In the listing below, locate the lines bearing the word "xlabel". Copy every one of them.

- - - -

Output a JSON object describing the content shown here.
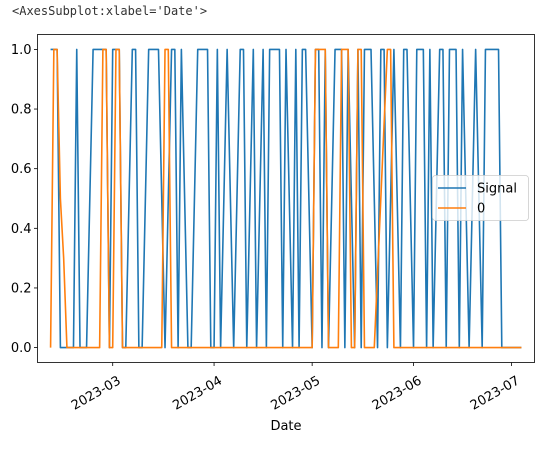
{
  "output_repr": "<AxesSubplot:xlabel='Date'>",
  "chart_data": {
    "type": "line",
    "title": "",
    "xlabel": "Date",
    "ylabel": "",
    "xlim": [
      "2023-02-06",
      "2023-07-08"
    ],
    "ylim": [
      -0.05,
      1.05
    ],
    "x_ticks": [
      "2023-03",
      "2023-04",
      "2023-05",
      "2023-06",
      "2023-07"
    ],
    "x_tick_dates": [
      "2023-03-01",
      "2023-04-01",
      "2023-05-01",
      "2023-06-01",
      "2023-07-01"
    ],
    "y_ticks": [
      "0.0",
      "0.2",
      "0.4",
      "0.6",
      "0.8",
      "1.0"
    ],
    "y_tick_values": [
      0.0,
      0.2,
      0.4,
      0.6,
      0.8,
      1.0
    ],
    "grid": false,
    "legend_position": "center-right",
    "colors": {
      "Signal": "#1f77b4",
      "0": "#ff7f0e"
    },
    "series": [
      {
        "name": "Signal",
        "x": [
          "2023-02-10",
          "2023-02-11",
          "2023-02-12",
          "2023-02-13",
          "2023-02-14",
          "2023-02-15",
          "2023-02-17",
          "2023-02-18",
          "2023-02-19",
          "2023-02-20",
          "2023-02-21",
          "2023-02-23",
          "2023-02-25",
          "2023-02-27",
          "2023-02-28",
          "2023-03-01",
          "2023-03-02",
          "2023-03-03",
          "2023-03-04",
          "2023-03-05",
          "2023-03-07",
          "2023-03-08",
          "2023-03-09",
          "2023-03-10",
          "2023-03-12",
          "2023-03-13",
          "2023-03-14",
          "2023-03-15",
          "2023-03-17",
          "2023-03-19",
          "2023-03-20",
          "2023-03-21",
          "2023-03-22",
          "2023-03-24",
          "2023-03-25",
          "2023-03-27",
          "2023-03-28",
          "2023-03-29",
          "2023-03-30",
          "2023-03-31",
          "2023-04-01",
          "2023-04-02",
          "2023-04-03",
          "2023-04-05",
          "2023-04-07",
          "2023-04-09",
          "2023-04-10",
          "2023-04-11",
          "2023-04-13",
          "2023-04-14",
          "2023-04-16",
          "2023-04-17",
          "2023-04-18",
          "2023-04-20",
          "2023-04-21",
          "2023-04-22",
          "2023-04-23",
          "2023-04-25",
          "2023-04-26",
          "2023-04-27",
          "2023-04-28",
          "2023-04-29",
          "2023-05-01",
          "2023-05-02",
          "2023-05-03",
          "2023-05-04",
          "2023-05-05",
          "2023-05-06",
          "2023-05-08",
          "2023-05-09",
          "2023-05-10",
          "2023-05-11",
          "2023-05-12",
          "2023-05-14",
          "2023-05-15",
          "2023-05-16",
          "2023-05-17",
          "2023-05-18",
          "2023-05-19",
          "2023-05-21",
          "2023-05-22",
          "2023-05-23",
          "2023-05-24",
          "2023-05-26",
          "2023-05-28",
          "2023-05-29",
          "2023-05-30",
          "2023-06-01",
          "2023-06-02",
          "2023-06-04",
          "2023-06-05",
          "2023-06-06",
          "2023-06-07",
          "2023-06-09",
          "2023-06-10",
          "2023-06-11",
          "2023-06-12",
          "2023-06-13",
          "2023-06-14",
          "2023-06-15",
          "2023-06-16",
          "2023-06-18",
          "2023-06-20",
          "2023-06-22",
          "2023-06-23",
          "2023-06-24",
          "2023-06-25",
          "2023-06-27",
          "2023-06-28",
          "2023-06-30",
          "2023-07-04"
        ],
        "values": [
          1,
          1,
          1,
          0,
          0,
          0,
          0,
          1,
          0,
          0,
          0,
          1,
          1,
          1,
          0,
          1,
          1,
          1,
          0,
          0,
          1,
          1,
          0,
          0,
          1,
          1,
          1,
          1,
          0,
          1,
          1,
          0,
          1,
          0,
          0,
          1,
          1,
          1,
          1,
          0,
          0,
          1,
          0,
          1,
          0,
          1,
          1,
          0,
          1,
          0,
          1,
          0,
          1,
          1,
          1,
          0,
          1,
          0,
          1,
          0,
          1,
          1,
          0,
          1,
          1,
          0,
          1,
          0,
          1,
          1,
          1,
          0,
          1,
          0,
          1,
          0,
          1,
          1,
          1,
          0,
          1,
          1,
          0,
          1,
          0,
          1,
          1,
          0,
          1,
          1,
          0,
          1,
          0,
          1,
          1,
          0,
          1,
          1,
          1,
          0,
          1,
          0,
          1,
          0,
          1,
          1,
          1,
          1,
          0,
          0,
          0
        ]
      },
      {
        "name": "0",
        "x": [
          "2023-02-10",
          "2023-02-11",
          "2023-02-12",
          "2023-02-13",
          "2023-02-14",
          "2023-02-15",
          "2023-02-20",
          "2023-02-23",
          "2023-02-25",
          "2023-02-26",
          "2023-02-27",
          "2023-02-28",
          "2023-03-01",
          "2023-03-02",
          "2023-03-03",
          "2023-03-04",
          "2023-03-05",
          "2023-03-06",
          "2023-03-09",
          "2023-03-12",
          "2023-03-16",
          "2023-03-17",
          "2023-03-18",
          "2023-03-19",
          "2023-03-24",
          "2023-03-25",
          "2023-04-20",
          "2023-05-01",
          "2023-05-02",
          "2023-05-05",
          "2023-05-06",
          "2023-05-07",
          "2023-05-09",
          "2023-05-10",
          "2023-05-11",
          "2023-05-12",
          "2023-05-13",
          "2023-05-14",
          "2023-05-15",
          "2023-05-16",
          "2023-05-17",
          "2023-05-18",
          "2023-05-20",
          "2023-05-24",
          "2023-05-25",
          "2023-05-26",
          "2023-05-27",
          "2023-06-10",
          "2023-07-04"
        ],
        "values": [
          0,
          1,
          1,
          0.5,
          0.3,
          0,
          0,
          0,
          0,
          1,
          1,
          0,
          0,
          1,
          1,
          0,
          0,
          0,
          0,
          0,
          0,
          1,
          1,
          0,
          0,
          0,
          0,
          0,
          1,
          1,
          0,
          0,
          0,
          1,
          1,
          1,
          0,
          0,
          1,
          1,
          0,
          0,
          0,
          1,
          1,
          0,
          0,
          0,
          0
        ]
      }
    ]
  }
}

- - - -

* Reply to the exercise *
  "output_repr": "<AxesSubplot:xlabel='Date'>",
    "xlabel": "Date",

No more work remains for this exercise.